THE EXERCISE: Find how many lines in the material hold the word "必要不充分条件", then state that number and nothing more.

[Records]
--- --- ---

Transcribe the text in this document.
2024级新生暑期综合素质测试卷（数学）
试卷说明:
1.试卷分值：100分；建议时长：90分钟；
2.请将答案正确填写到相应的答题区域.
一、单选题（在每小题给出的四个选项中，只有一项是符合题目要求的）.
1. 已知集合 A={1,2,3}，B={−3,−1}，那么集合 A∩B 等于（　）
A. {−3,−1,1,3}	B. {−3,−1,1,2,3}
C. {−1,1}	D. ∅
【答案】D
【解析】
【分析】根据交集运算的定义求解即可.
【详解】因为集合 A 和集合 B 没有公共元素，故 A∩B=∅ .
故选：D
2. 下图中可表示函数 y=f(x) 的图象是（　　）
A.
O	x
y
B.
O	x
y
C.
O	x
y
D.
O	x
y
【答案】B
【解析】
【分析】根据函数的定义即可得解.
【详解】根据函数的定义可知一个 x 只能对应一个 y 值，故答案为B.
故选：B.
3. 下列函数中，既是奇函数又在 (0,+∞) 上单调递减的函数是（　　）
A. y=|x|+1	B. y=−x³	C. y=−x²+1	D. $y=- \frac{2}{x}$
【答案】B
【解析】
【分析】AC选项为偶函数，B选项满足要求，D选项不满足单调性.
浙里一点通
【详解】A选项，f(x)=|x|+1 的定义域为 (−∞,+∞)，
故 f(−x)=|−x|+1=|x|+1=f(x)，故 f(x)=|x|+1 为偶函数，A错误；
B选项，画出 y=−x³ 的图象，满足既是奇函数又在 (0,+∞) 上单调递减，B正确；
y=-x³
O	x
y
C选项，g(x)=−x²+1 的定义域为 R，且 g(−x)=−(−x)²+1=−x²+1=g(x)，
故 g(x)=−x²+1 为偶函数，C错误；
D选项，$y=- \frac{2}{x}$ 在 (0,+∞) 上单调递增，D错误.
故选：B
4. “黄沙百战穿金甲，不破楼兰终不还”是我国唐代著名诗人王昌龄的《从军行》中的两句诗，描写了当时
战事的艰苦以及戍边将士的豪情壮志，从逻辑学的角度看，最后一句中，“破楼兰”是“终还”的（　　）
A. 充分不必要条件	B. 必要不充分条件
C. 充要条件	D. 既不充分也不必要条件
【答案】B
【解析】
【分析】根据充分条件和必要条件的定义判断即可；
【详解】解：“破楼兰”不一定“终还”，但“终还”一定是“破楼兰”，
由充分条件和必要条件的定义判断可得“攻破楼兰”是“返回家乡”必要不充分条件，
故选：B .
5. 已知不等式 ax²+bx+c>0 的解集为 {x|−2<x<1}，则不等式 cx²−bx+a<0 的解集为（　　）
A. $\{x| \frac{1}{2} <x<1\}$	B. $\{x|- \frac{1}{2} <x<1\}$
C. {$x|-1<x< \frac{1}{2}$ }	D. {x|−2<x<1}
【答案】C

--- --- ---

SOLUTION: 2